The current Collator Staking consists of the ring pool and kton pool, each sharing 50% of the power. While they help in selecting the Collator List, they also share a total of 40% of the new issuance RING incentives, which means 20% each from the new issuance RING.
It is suggested to separate the KTON pool from the Collator Staking, creating an independent KTON Staking module that directly shares 20% of the new issuance RING incentives. The original Collator Staking would then be entirely made up of the RING pool, helping to select the collator list while also sharing the same 20% of the new issuance RING incentives as before. With these changes, KTON Staking will gain more visibility than before, enhancing the effectiveness of incentives. Collators will no longer share commissions from the KTON pool, but considering their role in the system is primarily to maintain liveness, the commission incentives from the RING pool should be entirely sufficient. Additionally, the confusing and hard-to-communicate concept of Power in the current Collator Staking can be dismissed. Clarity in naming and concepts is crucial and will aid in community discussions and in clarifying viewpoints. It’s also worth re-emphasizing that the economic incentives for both the ring pool and kton pool are intended to remain the same as they currently are, to avoid discussions related to the amount of incentives.
Note: Engineers should be reminded to pay attention to the code related to account migration from 1.0 to 2.0, ensuring proper handling and awareness of the above changes.

•••••

**Requirements**
A – In the staking proposal above, what share of the new issuance RING incentives would the independent KTON Staking module directly receive?
B – Please transcribe the staking proposal, beginning at the words "The current Collator Staking consists" and stopping after "new issuance RING.".

**Data extract**
•••••

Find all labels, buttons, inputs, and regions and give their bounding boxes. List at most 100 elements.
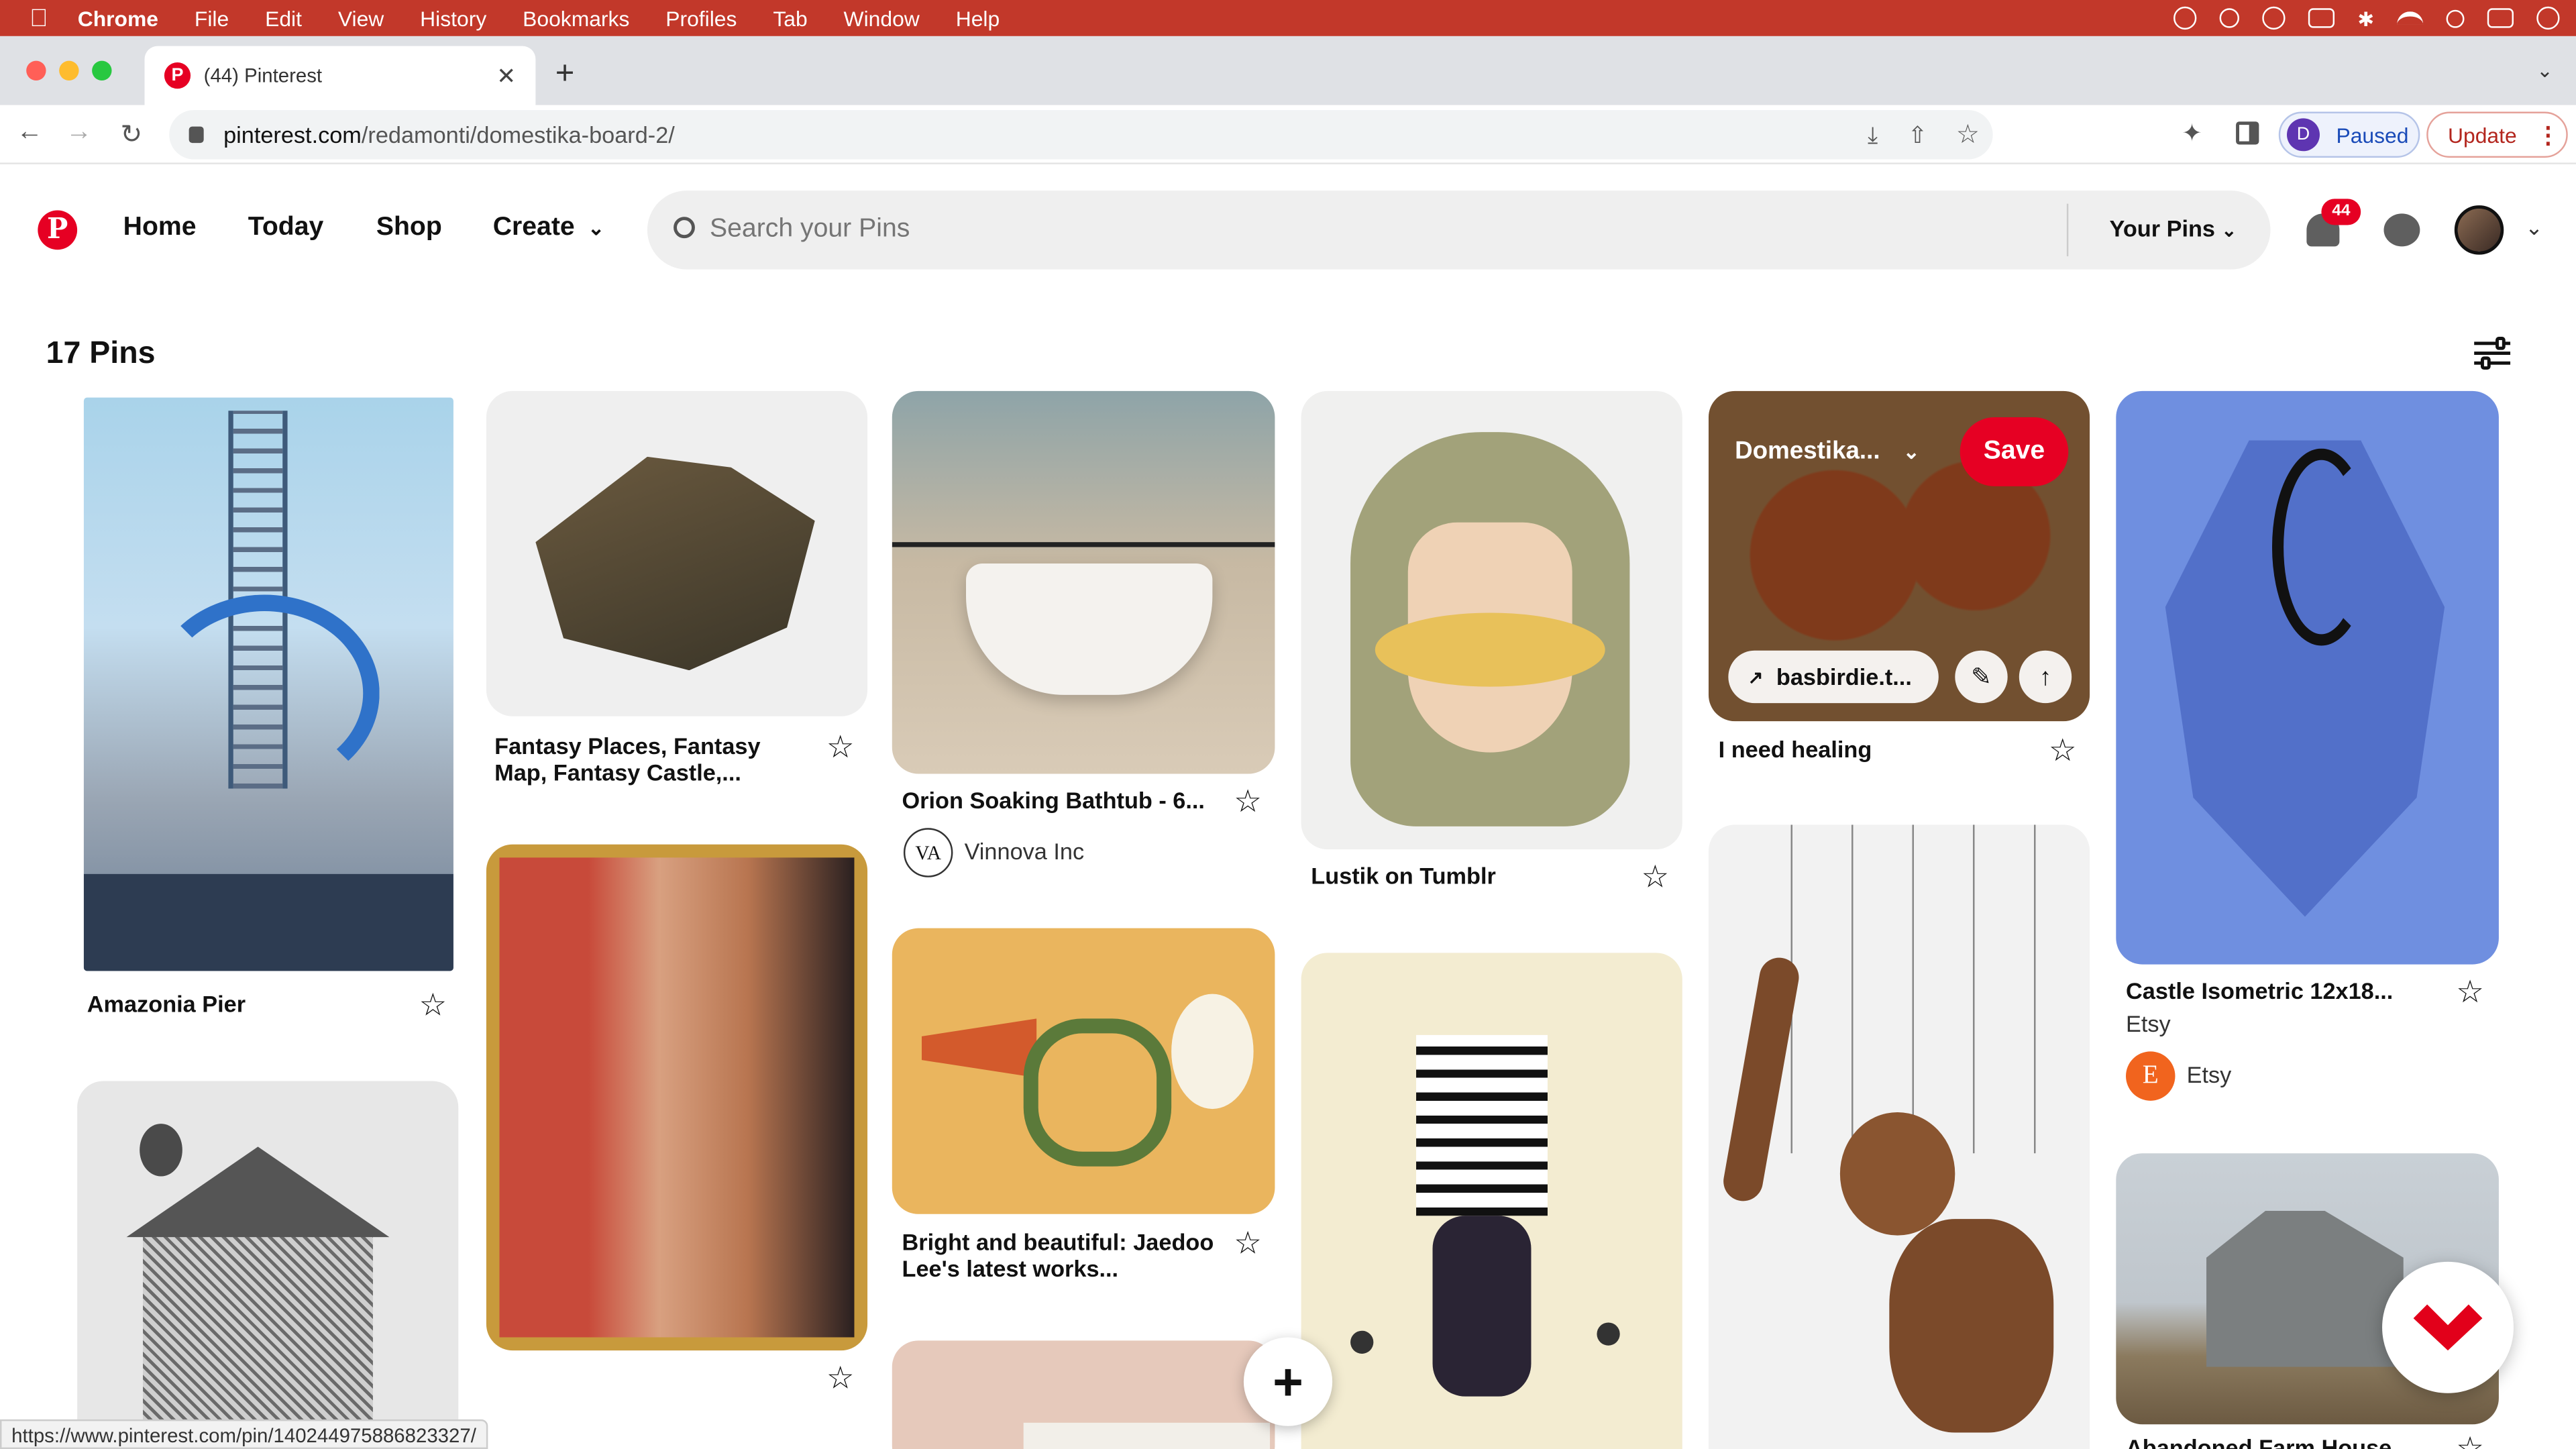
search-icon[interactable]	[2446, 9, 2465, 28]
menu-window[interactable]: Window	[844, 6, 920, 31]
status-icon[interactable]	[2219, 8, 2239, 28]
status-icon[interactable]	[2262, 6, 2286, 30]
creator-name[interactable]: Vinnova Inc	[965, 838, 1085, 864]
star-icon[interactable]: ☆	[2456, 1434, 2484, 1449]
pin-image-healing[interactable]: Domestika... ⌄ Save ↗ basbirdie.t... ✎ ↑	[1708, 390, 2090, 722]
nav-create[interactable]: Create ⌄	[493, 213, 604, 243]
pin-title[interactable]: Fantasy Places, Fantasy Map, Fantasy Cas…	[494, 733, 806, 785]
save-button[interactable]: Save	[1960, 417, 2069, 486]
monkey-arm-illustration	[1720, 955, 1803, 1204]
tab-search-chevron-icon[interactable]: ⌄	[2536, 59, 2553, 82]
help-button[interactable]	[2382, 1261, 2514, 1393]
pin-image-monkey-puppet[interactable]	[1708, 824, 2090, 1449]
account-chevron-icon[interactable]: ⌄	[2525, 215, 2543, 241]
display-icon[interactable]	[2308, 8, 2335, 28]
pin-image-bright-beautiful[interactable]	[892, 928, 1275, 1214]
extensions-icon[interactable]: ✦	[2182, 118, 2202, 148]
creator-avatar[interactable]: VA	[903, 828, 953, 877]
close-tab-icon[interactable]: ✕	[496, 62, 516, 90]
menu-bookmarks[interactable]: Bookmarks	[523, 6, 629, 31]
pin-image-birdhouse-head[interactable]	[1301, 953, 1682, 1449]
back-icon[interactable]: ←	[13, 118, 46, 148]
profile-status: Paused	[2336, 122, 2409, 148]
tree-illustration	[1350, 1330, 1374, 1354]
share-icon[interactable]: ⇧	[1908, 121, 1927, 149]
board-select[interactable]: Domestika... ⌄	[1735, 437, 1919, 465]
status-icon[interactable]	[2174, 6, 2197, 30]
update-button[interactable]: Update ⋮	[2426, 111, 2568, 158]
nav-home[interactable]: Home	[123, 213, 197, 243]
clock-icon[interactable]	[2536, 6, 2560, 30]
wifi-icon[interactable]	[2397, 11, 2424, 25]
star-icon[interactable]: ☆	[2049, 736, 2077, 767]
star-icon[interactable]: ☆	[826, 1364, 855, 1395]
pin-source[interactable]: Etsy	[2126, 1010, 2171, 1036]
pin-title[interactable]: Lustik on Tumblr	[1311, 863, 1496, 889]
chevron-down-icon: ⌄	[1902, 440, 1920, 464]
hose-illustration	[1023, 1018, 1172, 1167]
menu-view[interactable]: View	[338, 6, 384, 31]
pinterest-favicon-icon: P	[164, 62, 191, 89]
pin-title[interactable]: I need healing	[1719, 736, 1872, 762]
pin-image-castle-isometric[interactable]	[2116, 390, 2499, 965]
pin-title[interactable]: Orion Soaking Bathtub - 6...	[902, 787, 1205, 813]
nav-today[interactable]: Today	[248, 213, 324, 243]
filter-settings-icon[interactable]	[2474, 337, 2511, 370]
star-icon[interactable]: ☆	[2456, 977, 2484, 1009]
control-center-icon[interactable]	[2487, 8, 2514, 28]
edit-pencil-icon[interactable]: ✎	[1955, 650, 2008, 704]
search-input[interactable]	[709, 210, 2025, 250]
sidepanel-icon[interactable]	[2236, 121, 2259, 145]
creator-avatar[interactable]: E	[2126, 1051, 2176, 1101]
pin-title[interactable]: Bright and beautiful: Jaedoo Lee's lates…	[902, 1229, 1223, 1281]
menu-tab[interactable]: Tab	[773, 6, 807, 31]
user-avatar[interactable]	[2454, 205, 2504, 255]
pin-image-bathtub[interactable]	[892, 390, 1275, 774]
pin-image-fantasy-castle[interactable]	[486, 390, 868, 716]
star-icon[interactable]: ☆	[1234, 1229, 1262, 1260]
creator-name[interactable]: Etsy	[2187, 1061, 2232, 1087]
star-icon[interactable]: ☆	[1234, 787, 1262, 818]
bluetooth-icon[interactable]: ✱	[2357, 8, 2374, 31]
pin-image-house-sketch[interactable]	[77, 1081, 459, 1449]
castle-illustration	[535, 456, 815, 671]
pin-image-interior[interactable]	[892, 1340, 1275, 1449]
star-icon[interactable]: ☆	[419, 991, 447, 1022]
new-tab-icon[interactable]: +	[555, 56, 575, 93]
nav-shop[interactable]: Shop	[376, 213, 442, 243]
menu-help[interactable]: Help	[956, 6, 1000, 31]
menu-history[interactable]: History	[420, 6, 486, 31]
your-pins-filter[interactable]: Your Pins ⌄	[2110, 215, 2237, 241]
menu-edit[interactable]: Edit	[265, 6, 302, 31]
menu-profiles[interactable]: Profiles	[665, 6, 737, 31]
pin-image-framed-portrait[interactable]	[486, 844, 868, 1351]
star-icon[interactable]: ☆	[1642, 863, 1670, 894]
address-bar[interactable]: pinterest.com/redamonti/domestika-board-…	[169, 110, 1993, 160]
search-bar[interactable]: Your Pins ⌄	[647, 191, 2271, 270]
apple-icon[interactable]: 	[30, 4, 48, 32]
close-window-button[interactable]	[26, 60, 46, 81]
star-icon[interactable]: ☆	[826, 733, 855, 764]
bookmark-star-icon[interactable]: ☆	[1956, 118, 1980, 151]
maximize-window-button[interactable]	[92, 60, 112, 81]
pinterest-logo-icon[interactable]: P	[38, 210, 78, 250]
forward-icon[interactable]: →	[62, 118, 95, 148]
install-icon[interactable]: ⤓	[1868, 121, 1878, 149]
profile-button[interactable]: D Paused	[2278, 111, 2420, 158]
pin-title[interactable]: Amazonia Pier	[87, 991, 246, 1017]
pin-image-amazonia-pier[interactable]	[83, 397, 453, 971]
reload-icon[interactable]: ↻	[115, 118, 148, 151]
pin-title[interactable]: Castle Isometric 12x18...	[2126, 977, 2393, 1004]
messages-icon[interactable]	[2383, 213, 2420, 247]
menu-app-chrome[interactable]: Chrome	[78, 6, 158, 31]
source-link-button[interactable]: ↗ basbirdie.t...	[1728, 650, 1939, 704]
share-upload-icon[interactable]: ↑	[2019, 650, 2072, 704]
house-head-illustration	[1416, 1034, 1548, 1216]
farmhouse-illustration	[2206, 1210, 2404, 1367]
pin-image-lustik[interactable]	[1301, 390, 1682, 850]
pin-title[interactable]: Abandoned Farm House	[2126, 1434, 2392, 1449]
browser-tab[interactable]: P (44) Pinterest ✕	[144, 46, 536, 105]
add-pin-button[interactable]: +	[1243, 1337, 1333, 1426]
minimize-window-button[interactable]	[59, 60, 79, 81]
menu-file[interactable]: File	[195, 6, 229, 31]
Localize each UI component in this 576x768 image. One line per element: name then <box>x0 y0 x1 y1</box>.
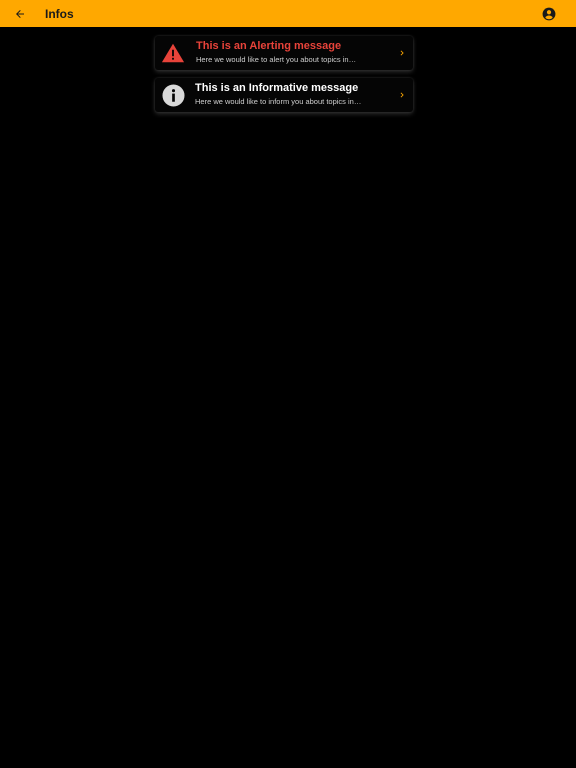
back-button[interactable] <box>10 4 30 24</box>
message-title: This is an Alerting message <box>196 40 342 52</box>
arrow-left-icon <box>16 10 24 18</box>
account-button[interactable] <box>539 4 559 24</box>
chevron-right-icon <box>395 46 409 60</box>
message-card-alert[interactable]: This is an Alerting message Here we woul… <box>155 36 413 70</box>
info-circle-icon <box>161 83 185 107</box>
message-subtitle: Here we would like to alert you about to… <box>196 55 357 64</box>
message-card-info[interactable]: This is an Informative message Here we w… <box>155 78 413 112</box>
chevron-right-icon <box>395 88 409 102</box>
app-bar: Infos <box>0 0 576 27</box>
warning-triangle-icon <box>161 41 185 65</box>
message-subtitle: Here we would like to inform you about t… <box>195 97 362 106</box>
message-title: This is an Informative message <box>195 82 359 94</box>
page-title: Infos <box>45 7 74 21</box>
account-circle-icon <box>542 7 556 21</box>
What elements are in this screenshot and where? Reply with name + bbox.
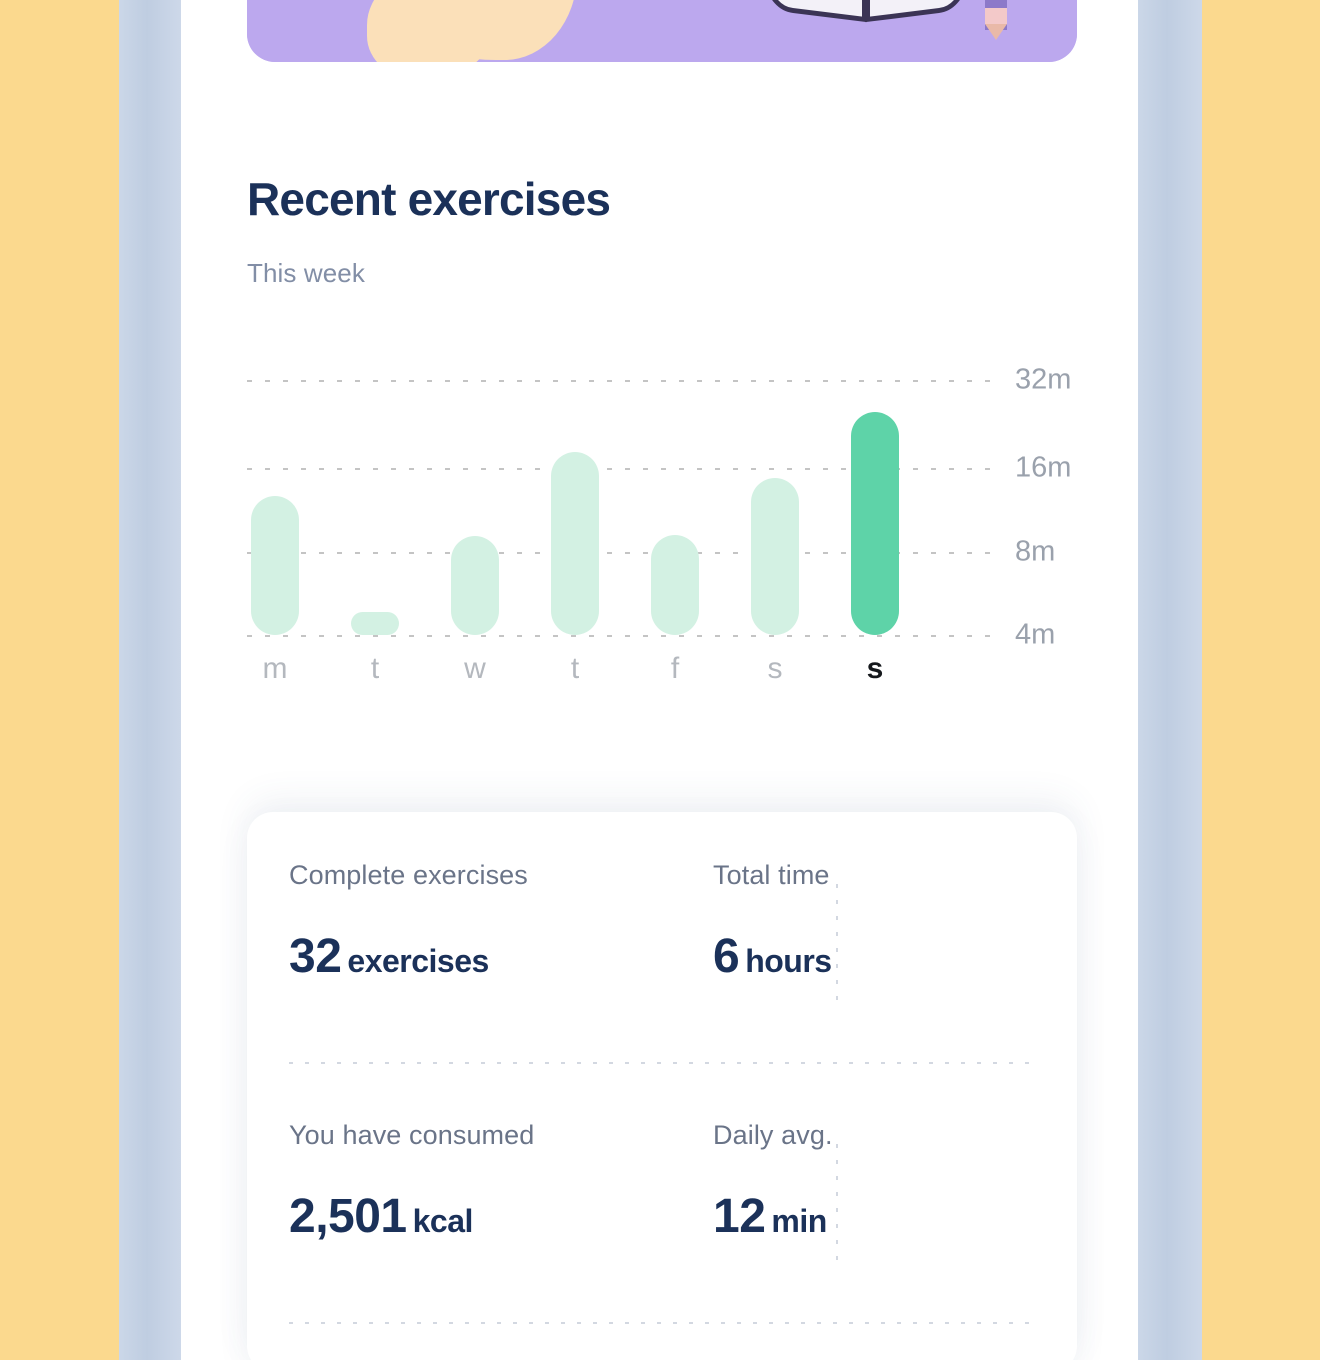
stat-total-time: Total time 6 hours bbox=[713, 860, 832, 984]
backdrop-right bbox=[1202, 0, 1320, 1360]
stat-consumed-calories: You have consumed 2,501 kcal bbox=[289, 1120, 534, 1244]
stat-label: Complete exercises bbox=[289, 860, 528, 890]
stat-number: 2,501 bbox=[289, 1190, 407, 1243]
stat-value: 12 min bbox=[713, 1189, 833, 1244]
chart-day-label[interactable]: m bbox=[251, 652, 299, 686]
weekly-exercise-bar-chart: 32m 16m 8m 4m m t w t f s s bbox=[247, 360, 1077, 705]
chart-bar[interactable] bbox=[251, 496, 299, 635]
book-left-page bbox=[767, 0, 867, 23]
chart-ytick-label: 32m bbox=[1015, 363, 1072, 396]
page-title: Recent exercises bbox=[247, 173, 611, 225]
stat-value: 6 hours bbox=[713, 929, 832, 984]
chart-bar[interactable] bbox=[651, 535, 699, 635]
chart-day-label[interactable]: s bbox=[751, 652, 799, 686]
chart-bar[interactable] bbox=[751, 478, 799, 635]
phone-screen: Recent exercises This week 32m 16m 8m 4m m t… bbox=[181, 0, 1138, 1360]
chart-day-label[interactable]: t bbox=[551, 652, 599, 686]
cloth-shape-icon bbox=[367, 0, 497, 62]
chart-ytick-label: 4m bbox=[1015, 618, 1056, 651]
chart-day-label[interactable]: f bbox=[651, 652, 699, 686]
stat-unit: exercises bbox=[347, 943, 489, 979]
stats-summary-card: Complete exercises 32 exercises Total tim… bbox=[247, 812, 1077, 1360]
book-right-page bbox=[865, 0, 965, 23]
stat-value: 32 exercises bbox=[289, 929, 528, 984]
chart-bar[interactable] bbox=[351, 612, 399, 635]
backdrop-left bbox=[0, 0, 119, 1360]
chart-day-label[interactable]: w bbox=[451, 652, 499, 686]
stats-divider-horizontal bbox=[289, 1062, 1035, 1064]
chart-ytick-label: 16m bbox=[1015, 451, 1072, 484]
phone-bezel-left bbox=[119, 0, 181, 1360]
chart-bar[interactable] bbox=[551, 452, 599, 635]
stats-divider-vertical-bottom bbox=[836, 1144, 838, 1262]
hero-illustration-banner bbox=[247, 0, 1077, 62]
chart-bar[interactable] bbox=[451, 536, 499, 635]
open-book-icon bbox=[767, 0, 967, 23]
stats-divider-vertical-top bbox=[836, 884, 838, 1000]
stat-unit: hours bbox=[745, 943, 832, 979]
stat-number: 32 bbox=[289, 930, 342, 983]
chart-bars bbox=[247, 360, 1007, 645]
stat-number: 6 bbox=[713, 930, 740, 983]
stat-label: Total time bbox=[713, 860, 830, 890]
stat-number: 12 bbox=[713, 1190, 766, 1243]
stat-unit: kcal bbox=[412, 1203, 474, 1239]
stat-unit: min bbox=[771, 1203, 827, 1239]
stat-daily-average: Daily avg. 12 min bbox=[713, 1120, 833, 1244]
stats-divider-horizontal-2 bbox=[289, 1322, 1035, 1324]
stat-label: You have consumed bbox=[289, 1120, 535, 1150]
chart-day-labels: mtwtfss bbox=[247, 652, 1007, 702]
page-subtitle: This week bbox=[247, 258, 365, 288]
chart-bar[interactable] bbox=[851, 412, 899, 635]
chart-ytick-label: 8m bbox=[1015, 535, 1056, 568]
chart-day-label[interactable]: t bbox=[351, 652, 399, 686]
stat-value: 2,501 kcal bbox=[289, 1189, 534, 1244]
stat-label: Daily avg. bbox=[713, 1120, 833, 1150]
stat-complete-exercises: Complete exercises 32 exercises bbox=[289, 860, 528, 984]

•••••

**Task-by-task solutions**
A – 20%

B –
The current Collator Staking consists of the ring pool and kton pool, each sharing 50% of the power. While they help in selecting the Collator List, they also share a total of 40% of the new issuance RING incentives, which means 20% each from the new issuance RING.